**Exercise description:** Repeat the listing in full, exactly as it stands.

Dataset entries
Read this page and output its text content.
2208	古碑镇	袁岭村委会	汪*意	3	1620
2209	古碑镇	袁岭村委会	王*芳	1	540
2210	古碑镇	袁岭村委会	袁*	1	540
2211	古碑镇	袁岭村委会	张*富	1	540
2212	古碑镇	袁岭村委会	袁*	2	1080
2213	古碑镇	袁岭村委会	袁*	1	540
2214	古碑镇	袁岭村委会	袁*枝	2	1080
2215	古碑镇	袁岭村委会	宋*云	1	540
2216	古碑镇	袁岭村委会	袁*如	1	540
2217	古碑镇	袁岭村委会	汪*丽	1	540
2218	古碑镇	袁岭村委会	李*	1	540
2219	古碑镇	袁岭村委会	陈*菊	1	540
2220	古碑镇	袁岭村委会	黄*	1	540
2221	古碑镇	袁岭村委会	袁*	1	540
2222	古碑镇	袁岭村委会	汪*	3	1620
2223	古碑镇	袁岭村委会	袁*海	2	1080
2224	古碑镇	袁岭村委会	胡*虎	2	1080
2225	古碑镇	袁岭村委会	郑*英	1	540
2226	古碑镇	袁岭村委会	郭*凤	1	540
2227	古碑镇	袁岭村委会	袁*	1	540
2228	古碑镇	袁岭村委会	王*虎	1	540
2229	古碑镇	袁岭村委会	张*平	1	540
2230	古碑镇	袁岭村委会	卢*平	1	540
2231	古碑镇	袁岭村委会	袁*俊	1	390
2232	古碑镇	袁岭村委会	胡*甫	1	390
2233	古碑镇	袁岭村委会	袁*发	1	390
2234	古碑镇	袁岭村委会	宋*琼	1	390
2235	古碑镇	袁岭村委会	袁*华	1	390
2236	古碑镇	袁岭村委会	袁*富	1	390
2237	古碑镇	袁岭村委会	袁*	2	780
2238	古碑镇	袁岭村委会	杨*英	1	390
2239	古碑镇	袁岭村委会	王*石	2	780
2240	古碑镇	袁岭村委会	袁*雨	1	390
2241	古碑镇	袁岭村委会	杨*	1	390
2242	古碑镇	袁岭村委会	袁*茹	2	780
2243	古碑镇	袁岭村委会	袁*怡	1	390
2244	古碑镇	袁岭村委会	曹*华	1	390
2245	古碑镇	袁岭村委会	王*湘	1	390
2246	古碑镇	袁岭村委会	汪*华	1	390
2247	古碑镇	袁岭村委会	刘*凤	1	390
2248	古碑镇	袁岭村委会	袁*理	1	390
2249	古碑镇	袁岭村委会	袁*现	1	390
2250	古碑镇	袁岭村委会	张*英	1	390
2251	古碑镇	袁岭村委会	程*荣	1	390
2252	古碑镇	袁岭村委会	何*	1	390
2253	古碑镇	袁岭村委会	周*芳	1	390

**Written response:**
Read this page and output its text content.
2208	古碑镇	袁岭村委会	汪*意	3	1620
2209	古碑镇	袁岭村委会	王*芳	1	540
2210	古碑镇	袁岭村委会	袁*	1	540
2211	古碑镇	袁岭村委会	张*富	1	540
2212	古碑镇	袁岭村委会	袁*	2	1080
2213	古碑镇	袁岭村委会	袁*	1	540
2214	古碑镇	袁岭村委会	袁*枝	2	1080
2215	古碑镇	袁岭村委会	宋*云	1	540
2216	古碑镇	袁岭村委会	袁*如	1	540
2217	古碑镇	袁岭村委会	汪*丽	1	540
2218	古碑镇	袁岭村委会	李*	1	540
2219	古碑镇	袁岭村委会	陈*菊	1	540
2220	古碑镇	袁岭村委会	黄*	1	540
2221	古碑镇	袁岭村委会	袁*	1	540
2222	古碑镇	袁岭村委会	汪*	3	1620
2223	古碑镇	袁岭村委会	袁*海	2	1080
2224	古碑镇	袁岭村委会	胡*虎	2	1080
2225	古碑镇	袁岭村委会	郑*英	1	540
2226	古碑镇	袁岭村委会	郭*凤	1	540
2227	古碑镇	袁岭村委会	袁*	1	540
2228	古碑镇	袁岭村委会	王*虎	1	540
2229	古碑镇	袁岭村委会	张*平	1	540
2230	古碑镇	袁岭村委会	卢*平	1	540
2231	古碑镇	袁岭村委会	袁*俊	1	390
2232	古碑镇	袁岭村委会	胡*甫	1	390
2233	古碑镇	袁岭村委会	袁*发	1	390
2234	古碑镇	袁岭村委会	宋*琼	1	390
2235	古碑镇	袁岭村委会	袁*华	1	390
2236	古碑镇	袁岭村委会	袁*富	1	390
2237	古碑镇	袁岭村委会	袁*	2	780
2238	古碑镇	袁岭村委会	杨*英	1	390
2239	古碑镇	袁岭村委会	王*石	2	780
2240	古碑镇	袁岭村委会	袁*雨	1	390
2241	古碑镇	袁岭村委会	杨*	1	390
2242	古碑镇	袁岭村委会	袁*茹	2	780
2243	古碑镇	袁岭村委会	袁*怡	1	390
2244	古碑镇	袁岭村委会	曹*华	1	390
2245	古碑镇	袁岭村委会	王*湘	1	390
2246	古碑镇	袁岭村委会	汪*华	1	390
2247	古碑镇	袁岭村委会	刘*凤	1	390
2248	古碑镇	袁岭村委会	袁*理	1	390
2249	古碑镇	袁岭村委会	袁*现	1	390
2250	古碑镇	袁岭村委会	张*英	1	390
2251	古碑镇	袁岭村委会	程*荣	1	390
2252	古碑镇	袁岭村委会	何*	1	390
2253	古碑镇	袁岭村委会	周*芳	1	390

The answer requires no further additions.